Given problem >> Return a copy of every line in the records that includes the word "name".

## BEGIN Supplied records

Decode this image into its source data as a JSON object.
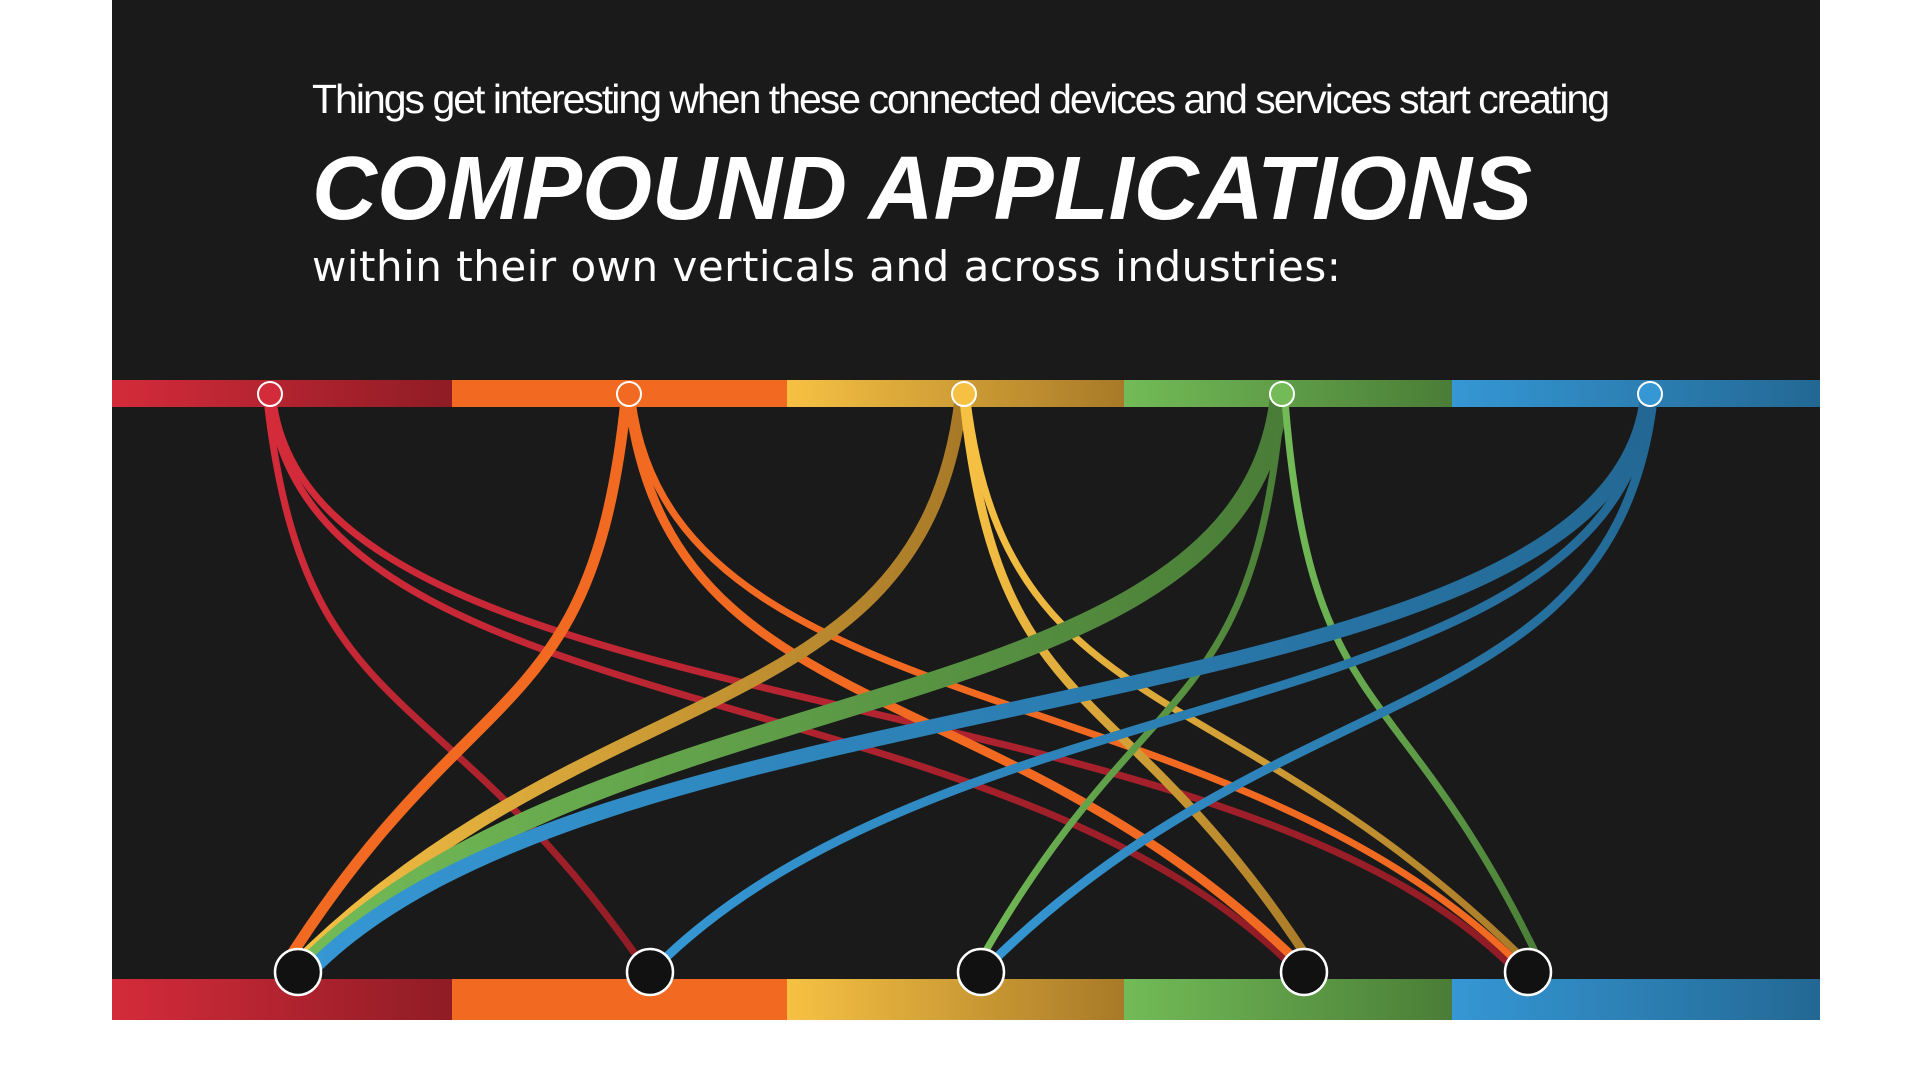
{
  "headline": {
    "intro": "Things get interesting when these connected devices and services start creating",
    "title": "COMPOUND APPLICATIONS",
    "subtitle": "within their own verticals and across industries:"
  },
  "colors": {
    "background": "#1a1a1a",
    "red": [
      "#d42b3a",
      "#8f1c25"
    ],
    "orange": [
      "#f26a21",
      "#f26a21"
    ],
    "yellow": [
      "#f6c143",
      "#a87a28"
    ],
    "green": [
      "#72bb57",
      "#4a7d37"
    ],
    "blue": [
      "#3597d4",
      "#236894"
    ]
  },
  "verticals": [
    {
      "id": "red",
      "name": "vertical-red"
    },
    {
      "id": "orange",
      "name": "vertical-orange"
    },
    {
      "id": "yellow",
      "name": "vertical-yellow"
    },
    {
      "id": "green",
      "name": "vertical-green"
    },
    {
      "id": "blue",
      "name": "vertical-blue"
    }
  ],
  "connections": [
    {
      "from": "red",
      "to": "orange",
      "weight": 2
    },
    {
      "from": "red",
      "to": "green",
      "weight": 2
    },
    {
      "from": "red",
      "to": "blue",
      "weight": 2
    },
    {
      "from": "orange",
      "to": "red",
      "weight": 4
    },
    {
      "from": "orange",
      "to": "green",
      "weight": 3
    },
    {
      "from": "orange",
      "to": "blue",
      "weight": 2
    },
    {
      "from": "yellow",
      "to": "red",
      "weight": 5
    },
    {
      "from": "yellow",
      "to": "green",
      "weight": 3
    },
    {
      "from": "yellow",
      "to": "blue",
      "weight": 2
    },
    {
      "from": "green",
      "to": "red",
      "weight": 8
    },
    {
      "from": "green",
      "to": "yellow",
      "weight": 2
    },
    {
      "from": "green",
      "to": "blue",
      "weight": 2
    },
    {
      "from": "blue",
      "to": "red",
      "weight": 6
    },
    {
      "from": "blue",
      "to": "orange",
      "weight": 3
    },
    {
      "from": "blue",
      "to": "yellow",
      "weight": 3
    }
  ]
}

## END Supplied records

Output of the exercise >>
      "name": "vertical-red"
      "name": "vertical-orange"
      "name": "vertical-yellow"
      "name": "vertical-green"
      "name": "vertical-blue"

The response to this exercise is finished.